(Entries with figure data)
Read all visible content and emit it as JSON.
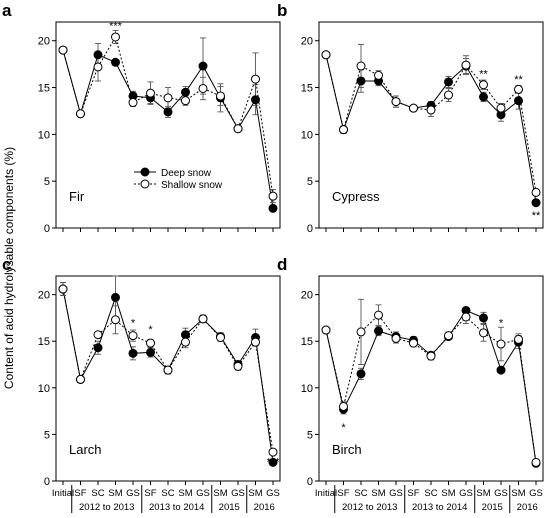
{
  "figure": {
    "ylabel": "Content of acid hydrolysable components (%)",
    "categories": [
      "Initial",
      "SF",
      "SC",
      "SM",
      "GS",
      "SF",
      "SC",
      "SM",
      "GS",
      "SM",
      "GS",
      "SM",
      "GS"
    ],
    "year_groups": [
      {
        "label": "2012 to 2013",
        "from": 1,
        "to": 4
      },
      {
        "label": "2013 to 2014",
        "from": 5,
        "to": 8
      },
      {
        "label": "2015",
        "from": 9,
        "to": 10
      },
      {
        "label": "2016",
        "from": 11,
        "to": 12
      }
    ],
    "legend": {
      "deep": "Deep snow",
      "shallow": "Shallow snow"
    }
  },
  "chart_data": [
    {
      "type": "line",
      "panel_letter": "a",
      "species": "Fir",
      "ylim": [
        0,
        22
      ],
      "yticks": [
        0,
        5,
        10,
        15,
        20
      ],
      "categories": [
        "Initial",
        "SF",
        "SC",
        "SM",
        "GS",
        "SF",
        "SC",
        "SM",
        "GS",
        "SM",
        "GS",
        "SM",
        "GS"
      ],
      "series": [
        {
          "name": "Deep snow",
          "values": [
            19.0,
            12.2,
            18.5,
            17.7,
            14.1,
            13.9,
            12.4,
            14.5,
            17.3,
            13.9,
            10.6,
            13.7,
            2.1
          ],
          "errors": [
            0.3,
            0.3,
            1.2,
            0.3,
            0.5,
            0.6,
            0.6,
            0.6,
            3.0,
            1.5,
            0.3,
            1.6,
            0.3
          ]
        },
        {
          "name": "Shallow snow",
          "values": [
            19.0,
            12.2,
            17.2,
            20.4,
            13.4,
            14.4,
            13.9,
            13.6,
            14.9,
            14.1,
            10.6,
            15.9,
            3.4
          ],
          "errors": [
            0.3,
            0.3,
            1.5,
            0.7,
            0.4,
            1.2,
            1.1,
            0.5,
            1.2,
            1.0,
            0.3,
            2.8,
            0.7
          ]
        }
      ],
      "annotations": [
        {
          "text": "***",
          "index": 3,
          "value": 21.6
        }
      ]
    },
    {
      "type": "line",
      "panel_letter": "b",
      "species": "Cypress",
      "ylim": [
        0,
        22
      ],
      "yticks": [
        0,
        5,
        10,
        15,
        20
      ],
      "categories": [
        "Initial",
        "SF",
        "SC",
        "SM",
        "GS",
        "SF",
        "SC",
        "SM",
        "GS",
        "SM",
        "GS",
        "SM",
        "GS"
      ],
      "series": [
        {
          "name": "Deep snow",
          "values": [
            18.5,
            10.5,
            15.7,
            15.7,
            13.5,
            12.8,
            13.1,
            15.6,
            17.3,
            14.0,
            12.1,
            13.6,
            2.7
          ],
          "errors": [
            0.2,
            0.4,
            1.2,
            0.5,
            0.6,
            0.2,
            0.4,
            0.6,
            0.8,
            0.5,
            0.7,
            0.9,
            0.3
          ]
        },
        {
          "name": "Shallow snow",
          "values": [
            18.5,
            10.5,
            17.3,
            16.3,
            13.5,
            12.8,
            12.6,
            14.2,
            17.4,
            15.3,
            12.8,
            14.8,
            3.8
          ],
          "errors": [
            0.2,
            0.4,
            2.3,
            0.5,
            0.6,
            0.2,
            0.7,
            0.7,
            1.0,
            0.5,
            0.5,
            0.4,
            0.3
          ]
        }
      ],
      "annotations": [
        {
          "text": "**",
          "index": 9,
          "value": 16.5
        },
        {
          "text": "**",
          "index": 11,
          "value": 15.9
        },
        {
          "text": "**",
          "index": 12,
          "value": 1.4
        }
      ]
    },
    {
      "type": "line",
      "panel_letter": "c",
      "species": "Larch",
      "ylim": [
        0,
        22
      ],
      "yticks": [
        0,
        5,
        10,
        15,
        20
      ],
      "categories": [
        "Initial",
        "SF",
        "SC",
        "SM",
        "GS",
        "SF",
        "SC",
        "SM",
        "GS",
        "SM",
        "GS",
        "SM",
        "GS"
      ],
      "series": [
        {
          "name": "Deep snow",
          "values": [
            20.6,
            10.9,
            14.3,
            19.7,
            13.7,
            13.8,
            11.9,
            15.7,
            17.4,
            15.5,
            12.5,
            15.4,
            2.0
          ],
          "errors": [
            0.7,
            0.3,
            0.7,
            2.3,
            0.7,
            0.5,
            0.4,
            0.7,
            0.4,
            0.4,
            0.4,
            0.9,
            0.3
          ]
        },
        {
          "name": "Shallow snow",
          "values": [
            20.6,
            10.9,
            15.7,
            17.3,
            15.6,
            14.8,
            11.9,
            14.9,
            17.4,
            15.4,
            12.3,
            14.9,
            3.1
          ],
          "errors": [
            0.7,
            0.3,
            0.3,
            1.5,
            0.6,
            0.4,
            0.4,
            0.6,
            0.4,
            0.4,
            0.4,
            0.4,
            0.3
          ]
        }
      ],
      "annotations": [
        {
          "text": "*",
          "index": 4,
          "value": 17.0
        },
        {
          "text": "*",
          "index": 5,
          "value": 16.3
        },
        {
          "text": "***",
          "index": 12,
          "value": 2.1
        }
      ]
    },
    {
      "type": "line",
      "panel_letter": "d",
      "species": "Birch",
      "ylim": [
        0,
        22
      ],
      "yticks": [
        0,
        5,
        10,
        15,
        20
      ],
      "categories": [
        "Initial",
        "SF",
        "SC",
        "SM",
        "GS",
        "SF",
        "SC",
        "SM",
        "GS",
        "SM",
        "GS",
        "SM",
        "GS"
      ],
      "series": [
        {
          "name": "Deep snow",
          "values": [
            16.2,
            7.7,
            11.5,
            16.1,
            15.5,
            15.1,
            13.5,
            15.5,
            18.3,
            17.5,
            11.9,
            14.9,
            1.9
          ],
          "errors": [
            0.2,
            0.5,
            0.6,
            0.5,
            0.5,
            0.4,
            0.3,
            0.3,
            0.2,
            0.6,
            0.3,
            0.7,
            0.3
          ]
        },
        {
          "name": "Shallow snow",
          "values": [
            16.2,
            8.0,
            16.0,
            17.8,
            15.3,
            14.8,
            13.4,
            15.6,
            17.6,
            15.9,
            14.7,
            15.2,
            2.0
          ],
          "errors": [
            0.2,
            0.5,
            3.5,
            1.1,
            0.5,
            0.4,
            0.4,
            0.4,
            0.7,
            0.9,
            1.8,
            0.6,
            0.3
          ]
        }
      ],
      "annotations": [
        {
          "text": "*",
          "index": 1,
          "value": 5.8
        },
        {
          "text": "*",
          "index": 10,
          "value": 17.0
        }
      ]
    }
  ]
}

> DIRECTIONS FOR THIS TASK:
Replicate the material above verbatim; images stay out of the copy.

> THE OUTPUT:
Read all visible content and emit it as JSON.
{
  "figure": {
    "ylabel": "Content of acid hydrolysable components (%)",
    "categories": [
      "Initial",
      "SF",
      "SC",
      "SM",
      "GS",
      "SF",
      "SC",
      "SM",
      "GS",
      "SM",
      "GS",
      "SM",
      "GS"
    ],
    "year_groups": [
      {
        "label": "2012 to 2013",
        "from": 1,
        "to": 4
      },
      {
        "label": "2013 to 2014",
        "from": 5,
        "to": 8
      },
      {
        "label": "2015",
        "from": 9,
        "to": 10
      },
      {
        "label": "2016",
        "from": 11,
        "to": 12
      }
    ],
    "legend": {
      "deep": "Deep snow",
      "shallow": "Shallow snow"
    }
  },
  "chart_data": [
    {
      "type": "line",
      "panel_letter": "a",
      "species": "Fir",
      "ylim": [
        0,
        22
      ],
      "yticks": [
        0,
        5,
        10,
        15,
        20
      ],
      "categories": [
        "Initial",
        "SF",
        "SC",
        "SM",
        "GS",
        "SF",
        "SC",
        "SM",
        "GS",
        "SM",
        "GS",
        "SM",
        "GS"
      ],
      "series": [
        {
          "name": "Deep snow",
          "values": [
            19.0,
            12.2,
            18.5,
            17.7,
            14.1,
            13.9,
            12.4,
            14.5,
            17.3,
            13.9,
            10.6,
            13.7,
            2.1
          ],
          "errors": [
            0.3,
            0.3,
            1.2,
            0.3,
            0.5,
            0.6,
            0.6,
            0.6,
            3.0,
            1.5,
            0.3,
            1.6,
            0.3
          ]
        },
        {
          "name": "Shallow snow",
          "values": [
            19.0,
            12.2,
            17.2,
            20.4,
            13.4,
            14.4,
            13.9,
            13.6,
            14.9,
            14.1,
            10.6,
            15.9,
            3.4
          ],
          "errors": [
            0.3,
            0.3,
            1.5,
            0.7,
            0.4,
            1.2,
            1.1,
            0.5,
            1.2,
            1.0,
            0.3,
            2.8,
            0.7
          ]
        }
      ],
      "annotations": [
        {
          "text": "***",
          "index": 3,
          "value": 21.6
        }
      ]
    },
    {
      "type": "line",
      "panel_letter": "b",
      "species": "Cypress",
      "ylim": [
        0,
        22
      ],
      "yticks": [
        0,
        5,
        10,
        15,
        20
      ],
      "categories": [
        "Initial",
        "SF",
        "SC",
        "SM",
        "GS",
        "SF",
        "SC",
        "SM",
        "GS",
        "SM",
        "GS",
        "SM",
        "GS"
      ],
      "series": [
        {
          "name": "Deep snow",
          "values": [
            18.5,
            10.5,
            15.7,
            15.7,
            13.5,
            12.8,
            13.1,
            15.6,
            17.3,
            14.0,
            12.1,
            13.6,
            2.7
          ],
          "errors": [
            0.2,
            0.4,
            1.2,
            0.5,
            0.6,
            0.2,
            0.4,
            0.6,
            0.8,
            0.5,
            0.7,
            0.9,
            0.3
          ]
        },
        {
          "name": "Shallow snow",
          "values": [
            18.5,
            10.5,
            17.3,
            16.3,
            13.5,
            12.8,
            12.6,
            14.2,
            17.4,
            15.3,
            12.8,
            14.8,
            3.8
          ],
          "errors": [
            0.2,
            0.4,
            2.3,
            0.5,
            0.6,
            0.2,
            0.7,
            0.7,
            1.0,
            0.5,
            0.5,
            0.4,
            0.3
          ]
        }
      ],
      "annotations": [
        {
          "text": "**",
          "index": 9,
          "value": 16.5
        },
        {
          "text": "**",
          "index": 11,
          "value": 15.9
        },
        {
          "text": "**",
          "index": 12,
          "value": 1.4
        }
      ]
    },
    {
      "type": "line",
      "panel_letter": "c",
      "species": "Larch",
      "ylim": [
        0,
        22
      ],
      "yticks": [
        0,
        5,
        10,
        15,
        20
      ],
      "categories": [
        "Initial",
        "SF",
        "SC",
        "SM",
        "GS",
        "SF",
        "SC",
        "SM",
        "GS",
        "SM",
        "GS",
        "SM",
        "GS"
      ],
      "series": [
        {
          "name": "Deep snow",
          "values": [
            20.6,
            10.9,
            14.3,
            19.7,
            13.7,
            13.8,
            11.9,
            15.7,
            17.4,
            15.5,
            12.5,
            15.4,
            2.0
          ],
          "errors": [
            0.7,
            0.3,
            0.7,
            2.3,
            0.7,
            0.5,
            0.4,
            0.7,
            0.4,
            0.4,
            0.4,
            0.9,
            0.3
          ]
        },
        {
          "name": "Shallow snow",
          "values": [
            20.6,
            10.9,
            15.7,
            17.3,
            15.6,
            14.8,
            11.9,
            14.9,
            17.4,
            15.4,
            12.3,
            14.9,
            3.1
          ],
          "errors": [
            0.7,
            0.3,
            0.3,
            1.5,
            0.6,
            0.4,
            0.4,
            0.6,
            0.4,
            0.4,
            0.4,
            0.4,
            0.3
          ]
        }
      ],
      "annotations": [
        {
          "text": "*",
          "index": 4,
          "value": 17.0
        },
        {
          "text": "*",
          "index": 5,
          "value": 16.3
        },
        {
          "text": "***",
          "index": 12,
          "value": 2.1
        }
      ]
    },
    {
      "type": "line",
      "panel_letter": "d",
      "species": "Birch",
      "ylim": [
        0,
        22
      ],
      "yticks": [
        0,
        5,
        10,
        15,
        20
      ],
      "categories": [
        "Initial",
        "SF",
        "SC",
        "SM",
        "GS",
        "SF",
        "SC",
        "SM",
        "GS",
        "SM",
        "GS",
        "SM",
        "GS"
      ],
      "series": [
        {
          "name": "Deep snow",
          "values": [
            16.2,
            7.7,
            11.5,
            16.1,
            15.5,
            15.1,
            13.5,
            15.5,
            18.3,
            17.5,
            11.9,
            14.9,
            1.9
          ],
          "errors": [
            0.2,
            0.5,
            0.6,
            0.5,
            0.5,
            0.4,
            0.3,
            0.3,
            0.2,
            0.6,
            0.3,
            0.7,
            0.3
          ]
        },
        {
          "name": "Shallow snow",
          "values": [
            16.2,
            8.0,
            16.0,
            17.8,
            15.3,
            14.8,
            13.4,
            15.6,
            17.6,
            15.9,
            14.7,
            15.2,
            2.0
          ],
          "errors": [
            0.2,
            0.5,
            3.5,
            1.1,
            0.5,
            0.4,
            0.4,
            0.4,
            0.7,
            0.9,
            1.8,
            0.6,
            0.3
          ]
        }
      ],
      "annotations": [
        {
          "text": "*",
          "index": 1,
          "value": 5.8
        },
        {
          "text": "*",
          "index": 10,
          "value": 17.0
        }
      ]
    }
  ]
}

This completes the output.